- SHORT TASK
Write out the complete material exactly as it stands.

- RECORDS FOR THE EXERCISE
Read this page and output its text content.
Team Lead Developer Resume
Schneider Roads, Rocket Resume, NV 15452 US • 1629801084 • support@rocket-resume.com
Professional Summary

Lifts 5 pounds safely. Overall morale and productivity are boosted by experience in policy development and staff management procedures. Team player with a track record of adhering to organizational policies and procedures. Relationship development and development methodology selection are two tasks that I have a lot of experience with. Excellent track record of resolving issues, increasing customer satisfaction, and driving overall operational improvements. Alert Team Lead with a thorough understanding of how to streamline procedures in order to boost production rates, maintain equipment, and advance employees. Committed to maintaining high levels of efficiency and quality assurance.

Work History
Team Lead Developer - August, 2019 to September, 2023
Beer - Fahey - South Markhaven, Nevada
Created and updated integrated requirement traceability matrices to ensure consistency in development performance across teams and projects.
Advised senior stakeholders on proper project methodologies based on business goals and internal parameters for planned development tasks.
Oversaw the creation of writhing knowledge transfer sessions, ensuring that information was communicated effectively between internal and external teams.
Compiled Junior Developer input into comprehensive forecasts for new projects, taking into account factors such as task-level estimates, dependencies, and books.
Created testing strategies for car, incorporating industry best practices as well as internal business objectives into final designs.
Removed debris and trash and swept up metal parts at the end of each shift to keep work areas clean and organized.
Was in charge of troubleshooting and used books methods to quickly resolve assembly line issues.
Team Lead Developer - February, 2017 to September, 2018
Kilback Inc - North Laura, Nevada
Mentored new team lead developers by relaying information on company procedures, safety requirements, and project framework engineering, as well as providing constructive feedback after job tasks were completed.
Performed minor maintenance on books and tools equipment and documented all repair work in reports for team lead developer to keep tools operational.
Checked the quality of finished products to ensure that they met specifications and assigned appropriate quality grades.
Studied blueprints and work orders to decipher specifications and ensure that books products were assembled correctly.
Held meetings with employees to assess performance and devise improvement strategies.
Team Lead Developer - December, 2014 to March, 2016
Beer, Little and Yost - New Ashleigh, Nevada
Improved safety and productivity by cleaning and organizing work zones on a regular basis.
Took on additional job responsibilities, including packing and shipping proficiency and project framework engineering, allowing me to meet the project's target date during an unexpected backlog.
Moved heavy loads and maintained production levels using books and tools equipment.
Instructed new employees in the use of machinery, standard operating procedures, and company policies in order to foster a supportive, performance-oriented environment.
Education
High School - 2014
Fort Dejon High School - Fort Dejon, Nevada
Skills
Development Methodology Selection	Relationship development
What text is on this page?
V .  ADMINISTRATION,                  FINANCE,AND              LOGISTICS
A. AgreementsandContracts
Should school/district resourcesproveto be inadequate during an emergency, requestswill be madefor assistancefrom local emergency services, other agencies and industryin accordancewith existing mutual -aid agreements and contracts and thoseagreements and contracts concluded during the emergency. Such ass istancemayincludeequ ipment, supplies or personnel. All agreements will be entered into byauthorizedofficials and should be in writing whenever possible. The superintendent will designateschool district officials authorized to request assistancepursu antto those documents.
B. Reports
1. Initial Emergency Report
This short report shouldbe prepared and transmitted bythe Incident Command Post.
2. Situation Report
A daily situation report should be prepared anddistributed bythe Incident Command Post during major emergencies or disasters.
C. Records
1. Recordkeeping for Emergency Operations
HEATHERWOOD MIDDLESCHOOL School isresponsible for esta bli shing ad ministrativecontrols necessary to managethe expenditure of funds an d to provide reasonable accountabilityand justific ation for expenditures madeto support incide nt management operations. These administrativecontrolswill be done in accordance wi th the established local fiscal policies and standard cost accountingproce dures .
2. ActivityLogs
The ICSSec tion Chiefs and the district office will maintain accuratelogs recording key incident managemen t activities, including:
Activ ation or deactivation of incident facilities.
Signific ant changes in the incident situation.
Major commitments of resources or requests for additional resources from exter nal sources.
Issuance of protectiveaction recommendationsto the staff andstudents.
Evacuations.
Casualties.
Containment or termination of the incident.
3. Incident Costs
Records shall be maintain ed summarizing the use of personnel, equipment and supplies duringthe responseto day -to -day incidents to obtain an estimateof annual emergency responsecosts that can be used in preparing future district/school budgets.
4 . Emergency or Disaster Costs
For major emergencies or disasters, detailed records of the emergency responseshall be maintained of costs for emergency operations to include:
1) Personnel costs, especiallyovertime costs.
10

- SOLUTION TO THIS PROBLEM
Read this page and output its text content.
Team Lead Developer Resume
Schneider Roads, Rocket Resume, NV 15452 US • 1629801084 • support@rocket-resume.com
Professional Summary

Lifts 5 pounds safely. Overall morale and productivity are boosted by experience in policy development and staff management procedures. Team player with a track record of adhering to organizational policies and procedures. Relationship development and development methodology selection are two tasks that I have a lot of experience with. Excellent track record of resolving issues, increasing customer satisfaction, and driving overall operational improvements. Alert Team Lead with a thorough understanding of how to streamline procedures in order to boost production rates, maintain equipment, and advance employees. Committed to maintaining high levels of efficiency and quality assurance.

Work History
Team Lead Developer - August, 2019 to September, 2023
Beer - Fahey - South Markhaven, Nevada
Created and updated integrated requirement traceability matrices to ensure consistency in development performance across teams and projects.
Advised senior stakeholders on proper project methodologies based on business goals and internal parameters for planned development tasks.
Oversaw the creation of writhing knowledge transfer sessions, ensuring that information was communicated effectively between internal and external teams.
Compiled Junior Developer input into comprehensive forecasts for new projects, taking into account factors such as task-level estimates, dependencies, and books.
Created testing strategies for car, incorporating industry best practices as well as internal business objectives into final designs.
Removed debris and trash and swept up metal parts at the end of each shift to keep work areas clean and organized.
Was in charge of troubleshooting and used books methods to quickly resolve assembly line issues.
Team Lead Developer - February, 2017 to September, 2018
Kilback Inc - North Laura, Nevada
Mentored new team lead developers by relaying information on company procedures, safety requirements, and project framework engineering, as well as providing constructive feedback after job tasks were completed.
Performed minor maintenance on books and tools equipment and documented all repair work in reports for team lead developer to keep tools operational.
Checked the quality of finished products to ensure that they met specifications and assigned appropriate quality grades.
Studied blueprints and work orders to decipher specifications and ensure that books products were assembled correctly.
Held meetings with employees to assess performance and devise improvement strategies.
Team Lead Developer - December, 2014 to March, 2016
Beer, Little and Yost - New Ashleigh, Nevada
Improved safety and productivity by cleaning and organizing work zones on a regular basis.
Took on additional job responsibilities, including packing and shipping proficiency and project framework engineering, allowing me to meet the project's target date during an unexpected backlog.
Moved heavy loads and maintained production levels using books and tools equipment.
Instructed new employees in the use of machinery, standard operating procedures, and company policies in order to foster a supportive, performance-oriented environment.
Education
High School - 2014
Fort Dejon High School - Fort Dejon, Nevada
Skills
Development Methodology Selection	Relationship development
What text is on this page?
V .  ADMINISTRATION,                  FINANCE,AND              LOGISTICS
A. AgreementsandContracts
Should school/district resourcesproveto be inadequate during an emergency, requestswill be madefor assistancefrom local emergency services, other agencies and industryin accordancewith existing mutual -aid agreements and contracts and thoseagreements and contracts concluded during the emergency. Such ass istancemayincludeequ ipment, supplies or personnel. All agreements will be entered into byauthorizedofficials and should be in writing whenever possible. The superintendent will designateschool district officials authorized to request assistancepursu antto those documents.
B. Reports
1. Initial Emergency Report
This short report shouldbe prepared and transmitted bythe Incident Command Post.
2. Situation Report
A daily situation report should be prepared anddistributed bythe Incident Command Post during major emergencies or disasters.
C. Records
1. Recordkeeping for Emergency Operations
HEATHERWOOD MIDDLESCHOOL School isresponsible for esta bli shing ad ministrativecontrols necessary to managethe expenditure of funds an d to provide reasonable accountabilityand justific ation for expenditures madeto support incide nt management operations. These administrativecontrolswill be done in accordance wi th the established local fiscal policies and standard cost accountingproce dures .
2. ActivityLogs
The ICSSec tion Chiefs and the district office will maintain accuratelogs recording key incident managemen t activities, including:
Activ ation or deactivation of incident facilities.
Signific ant changes in the incident situation.
Major commitments of resources or requests for additional resources from exter nal sources.
Issuance of protectiveaction recommendationsto the staff andstudents.
Evacuations.
Casualties.
Containment or termination of the incident.
3. Incident Costs
Records shall be maintain ed summarizing the use of personnel, equipment and supplies duringthe responseto day -to -day incidents to obtain an estimateof annual emergency responsecosts that can be used in preparing future district/school budgets.
4 . Emergency or Disaster Costs
For major emergencies or disasters, detailed records of the emergency responseshall be maintained of costs for emergency operations to include:
1) Personnel costs, especiallyovertime costs.
10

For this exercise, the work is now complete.